EXTRACT>
※

That sort of information still leaves a lot of questions unanswered about the quality of the miracle claims. And because of Keener's Christian background, interests, and other factors, he has more access to data on Christian than non-Christian miracle accounts. Some of his polling data and other sources cover both Christian and non-Christian claims, but many don't. And even where we think a miracle has occurred, we still have to ask whether it's Divine, demonic, or human. One miracle may be a direct act of God, whereas another is empowered by a demon and another is the result of a paranormal human capability. Estimating how many people in the modern world claim to have witnessed a miracle still leaves a lot of questions unanswered. But it's one line of evidence among others that we should take into account.


  1. I think implicit in Keener and Jason's presentation is the point that it only takes one convincing miracle to disprove naturalism, whereas naturalism must disprove every single reported miracle.

    So what's more extraordinary: that miracles sometimes happen, or that every reported miracle in world history is bogus?

  2. I agree with Steve. Additionally, I think skeptics would have to disprove every claimed miracle in order to say that miracles have never happened.

    I'm not only a Calvinist, but a continuationist when it comes to the charismatic gifts. I'm aware of various Christian people and ministries that I personally believe (rightly or wrongly) consistently operate in the supernatural. Of those, the one that I'm most impressed with (and respect the most) is Roger Sapp and his ministry.

    Healing of Michelle's back http://www.youtube.com/watch?v=egUvBU2JqIs

    Healing of Mike's back http://www.youtube.com/watch?v=Ve5IkjpSklo&feature=plcp

    Roger Sapp's claim of partially healing a deformed foot (i.e. creative miracle): http://youtu.be/kQiZwVQ5XRA

    Roger Sapp's claim of a creative miracle that's too amazing that most people would probably doubt it: http://youtu.be/9DlnaghC96

    I'm not claiming/guaranteeing these are not fraudulent. Only that I don't think they are.

    Btw, my theological views on healing is different from Roger Sapp's. He's a Charismatic who I would describe holds to a more classic Pentecostal understanding of healing. My views on healing are based on my synthesis of Calvinistic teaching and Charismatic/Pentecostal teaching. I believe that it's always God's Revealed Will to heal, even if it's not always God's Will of Decree to heal. But unless God specifically indicates that it's not his intention to heal, then we should assume God is willing (per James 5:14-16 and other verses); since as Calvinists we are supposed to live and operation according to God's Revealed Will (not God's secret Will of Decree).

    In the same way we are to indiscriminately seek the salvation of all people regardless of their status of election or non-election (which we don't know) based on God's revealed will to save all who will believe; so we are to seek the healing of all people regardless of whether God's hidden will of decree is to heal them 1. now fully, 2. now partially and progressively, 3. later in this life (whether instantaneously or progressively), 4. after the resurrection, or 5. never.

  3. One of the links didn't work. here's the link again:

    Roger Sapp's claim of a creative miracle that's too amazing that most people would probably doubt it:http://www.youtube.com/watch?v=9DlnaghC96I&feature=channel&list=UL

  4. Every single Christian has witnessed a miracle, personally, firsthand...The miracle of being born again.

※

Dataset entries
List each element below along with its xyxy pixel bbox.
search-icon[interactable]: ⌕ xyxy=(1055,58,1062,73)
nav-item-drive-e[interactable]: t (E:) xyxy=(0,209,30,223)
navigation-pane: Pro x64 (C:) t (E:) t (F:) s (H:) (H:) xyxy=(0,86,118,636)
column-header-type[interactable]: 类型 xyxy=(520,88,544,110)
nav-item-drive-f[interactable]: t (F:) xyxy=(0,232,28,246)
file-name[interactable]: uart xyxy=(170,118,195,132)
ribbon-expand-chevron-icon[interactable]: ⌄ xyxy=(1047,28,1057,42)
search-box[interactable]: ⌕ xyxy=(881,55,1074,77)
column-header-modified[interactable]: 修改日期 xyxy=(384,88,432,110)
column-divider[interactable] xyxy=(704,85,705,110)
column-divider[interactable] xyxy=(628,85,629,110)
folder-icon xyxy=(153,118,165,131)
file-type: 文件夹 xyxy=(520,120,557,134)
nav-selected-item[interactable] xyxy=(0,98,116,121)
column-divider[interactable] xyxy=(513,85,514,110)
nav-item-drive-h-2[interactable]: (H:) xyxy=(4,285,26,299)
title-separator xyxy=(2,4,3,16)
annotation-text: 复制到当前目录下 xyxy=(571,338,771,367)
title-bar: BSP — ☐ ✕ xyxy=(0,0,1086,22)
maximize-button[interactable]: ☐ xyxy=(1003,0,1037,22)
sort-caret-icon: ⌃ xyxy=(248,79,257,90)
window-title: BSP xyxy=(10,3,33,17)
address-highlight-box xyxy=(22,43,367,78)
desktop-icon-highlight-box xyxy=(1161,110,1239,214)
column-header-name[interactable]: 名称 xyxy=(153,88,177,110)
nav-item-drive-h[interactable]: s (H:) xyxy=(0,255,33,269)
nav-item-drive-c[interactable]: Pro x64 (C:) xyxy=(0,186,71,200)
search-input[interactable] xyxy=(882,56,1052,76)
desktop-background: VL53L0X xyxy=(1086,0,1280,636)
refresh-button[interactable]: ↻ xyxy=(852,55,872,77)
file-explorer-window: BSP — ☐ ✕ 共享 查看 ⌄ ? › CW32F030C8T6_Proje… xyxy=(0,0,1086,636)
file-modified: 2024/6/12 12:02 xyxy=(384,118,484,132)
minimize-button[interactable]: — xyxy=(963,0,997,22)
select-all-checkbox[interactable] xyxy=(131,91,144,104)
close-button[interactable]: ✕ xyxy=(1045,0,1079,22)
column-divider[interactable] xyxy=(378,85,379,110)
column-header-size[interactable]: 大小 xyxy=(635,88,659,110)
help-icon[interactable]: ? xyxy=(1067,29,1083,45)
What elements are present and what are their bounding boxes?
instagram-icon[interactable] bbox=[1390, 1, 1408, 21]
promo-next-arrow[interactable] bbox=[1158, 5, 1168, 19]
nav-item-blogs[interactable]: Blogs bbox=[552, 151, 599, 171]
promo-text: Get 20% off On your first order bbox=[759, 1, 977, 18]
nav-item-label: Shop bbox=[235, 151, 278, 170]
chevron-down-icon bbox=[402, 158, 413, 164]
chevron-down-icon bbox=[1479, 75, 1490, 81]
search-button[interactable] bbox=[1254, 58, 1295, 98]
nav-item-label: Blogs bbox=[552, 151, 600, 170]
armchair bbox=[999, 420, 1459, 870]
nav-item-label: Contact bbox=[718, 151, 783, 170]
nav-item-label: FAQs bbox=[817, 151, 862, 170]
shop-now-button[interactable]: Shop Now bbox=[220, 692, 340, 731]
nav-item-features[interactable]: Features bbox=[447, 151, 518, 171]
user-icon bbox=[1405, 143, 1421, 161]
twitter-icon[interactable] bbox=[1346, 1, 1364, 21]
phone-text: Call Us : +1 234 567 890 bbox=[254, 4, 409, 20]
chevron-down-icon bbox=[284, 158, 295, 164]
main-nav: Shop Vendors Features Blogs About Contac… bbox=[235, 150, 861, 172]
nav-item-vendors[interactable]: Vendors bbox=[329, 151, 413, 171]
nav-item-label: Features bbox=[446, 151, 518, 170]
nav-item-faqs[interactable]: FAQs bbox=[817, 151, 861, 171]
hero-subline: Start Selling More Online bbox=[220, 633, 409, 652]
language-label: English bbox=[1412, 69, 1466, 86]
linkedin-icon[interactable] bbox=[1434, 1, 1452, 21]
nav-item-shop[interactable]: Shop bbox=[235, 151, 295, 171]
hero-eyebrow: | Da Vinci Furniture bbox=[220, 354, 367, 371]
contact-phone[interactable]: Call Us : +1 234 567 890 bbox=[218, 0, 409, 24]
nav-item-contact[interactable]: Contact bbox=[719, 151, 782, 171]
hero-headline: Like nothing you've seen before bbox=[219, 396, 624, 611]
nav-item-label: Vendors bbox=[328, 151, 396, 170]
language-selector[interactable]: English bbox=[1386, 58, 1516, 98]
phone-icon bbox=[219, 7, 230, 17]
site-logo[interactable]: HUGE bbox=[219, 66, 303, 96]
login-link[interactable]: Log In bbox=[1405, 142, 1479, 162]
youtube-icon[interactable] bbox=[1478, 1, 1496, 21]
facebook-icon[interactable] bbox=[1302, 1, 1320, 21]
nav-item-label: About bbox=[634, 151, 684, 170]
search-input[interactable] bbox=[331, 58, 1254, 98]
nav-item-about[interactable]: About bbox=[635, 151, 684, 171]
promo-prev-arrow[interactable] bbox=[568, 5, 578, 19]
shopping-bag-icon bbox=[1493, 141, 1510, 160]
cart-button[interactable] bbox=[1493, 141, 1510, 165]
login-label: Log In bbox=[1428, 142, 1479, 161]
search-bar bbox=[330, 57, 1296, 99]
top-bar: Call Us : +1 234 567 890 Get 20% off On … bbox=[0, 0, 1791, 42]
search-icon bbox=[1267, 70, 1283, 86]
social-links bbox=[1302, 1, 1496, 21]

※

PARTS OF THE EXERCISE>
**a)** Translate this sentence from the passage on miracle claims into Spanish: "One miracle may be a direct act of God, whereas another is empowered by a demon and another is the result of a paranormal human capability."
**b)** Reproduce the passage on miracle claims word for word, from "Btw, my theological" up to and including "Will of Decree).".

PROBLEM SOLUTIONS>
**a)** Un milagro puede ser un acto directo de Dios, mientras que otro recibe su poder de un demonio y otro es el resultado de una capacidad humana paranormal.

**b)**
Btw, my theological views on healing is different from Roger Sapp's. He's a Charismatic who I would describe holds to a more classic Pentecostal understanding of healing. My views on healing are based on my synthesis of Calvinistic teaching and Charismatic/Pentecostal teaching. I believe that it's always God's Revealed Will to heal, even if it's not always God's Will of Decree to heal. But unless God specifically indicates that it's not his intention to heal, then we should assume God is willing (per James 5:14-16 and other verses); since as Calvinists we are supposed to live and operation according to God's Revealed Will (not God's secret Will of Decree).